• _Exercise directions_
Locate all lines in the data below that hold "Allocation" and show them.

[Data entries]
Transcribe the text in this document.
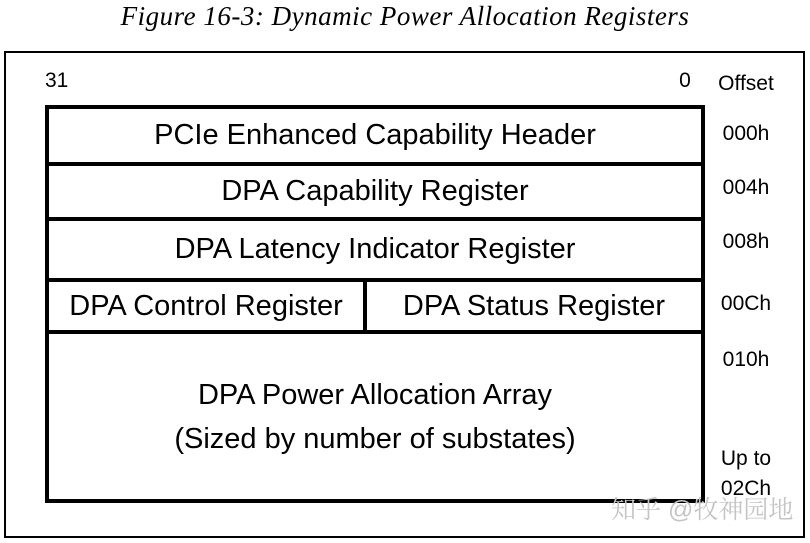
Figure 16-3: Dynamic Power Allocation Registers
31	0 Offset
PCIe Enhanced Capability Header
DPA Capability Register
DPA Latency Indicator Register
DPA Control Register DPA Status Register
DPA Power Allocation Array
(Sized by number of substates)
000h
004h
008h
00Ch
010h
Up to
02Ch
知乎 @牧神园地
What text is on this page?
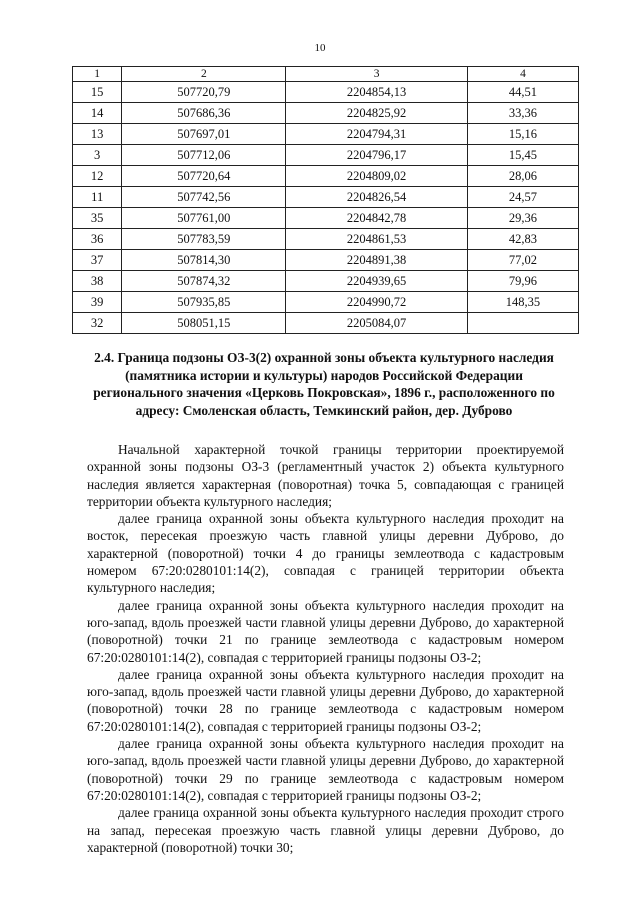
10
1	2	3	4
15	507720,79	2204854,13	44,51
14	507686,36	2204825,92	33,36
13	507697,01	2204794,31	15,16
3	507712,06	2204796,17	15,45
12	507720,64	2204809,02	28,06
11	507742,56	2204826,54	24,57
35	507761,00	2204842,78	29,36
36	507783,59	2204861,53	42,83
37	507814,30	2204891,38	77,02
38	507874,32	2204939,65	79,96
39	507935,85	2204990,72	148,35
32	508051,15	2205084,07	
2.4. Граница подзоны ОЗ-3(2) охранной зоны объекта культурного наследия (памятника истории и культуры) народов Российской Федерации регионального значения «Церковь Покровская», 1896 г., расположенного по адресу: Смоленская область, Темкинский район, дер. Дуброво

Начальной характерной точкой границы территории проектируемой охранной зоны подзоны ОЗ-3 (регламентный участок 2) объекта культурного наследия является характерная (поворотная) точка 5, совпадающая с границей территории объекта культурного наследия;

далее граница охранной зоны объекта культурного наследия проходит на восток, пересекая проезжую часть главной улицы деревни Дуброво, до характерной (поворотной) точки 4 до границы землеотвода с кадастровым номером 67:20:0280101:14(2), совпадая с границей территории объекта культурного наследия;

далее граница охранной зоны объекта культурного наследия проходит на юго-запад, вдоль проезжей части главной улицы деревни Дуброво, до характерной (поворотной) точки 21 по границе землеотвода с кадастровым номером 67:20:0280101:14(2), совпадая с территорией границы подзоны ОЗ-2;

далее граница охранной зоны объекта культурного наследия проходит на юго-запад, вдоль проезжей части главной улицы деревни Дуброво, до характерной (поворотной) точки 28 по границе землеотвода с кадастровым номером 67:20:0280101:14(2), совпадая с территорией границы подзоны ОЗ-2;

далее граница охранной зоны объекта культурного наследия проходит на юго-запад, вдоль проезжей части главной улицы деревни Дуброво, до характерной (поворотной) точки 29 по границе землеотвода с кадастровым номером 67:20:0280101:14(2), совпадая с территорией границы подзоны ОЗ-2;

далее граница охранной зоны объекта культурного наследия проходит строго на запад, пересекая проезжую часть главной улицы деревни Дуброво, до характерной (поворотной) точки 30;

• _Response to this task_
Figure 16-3: Dynamic Power Allocation Registers
DPA Power Allocation Array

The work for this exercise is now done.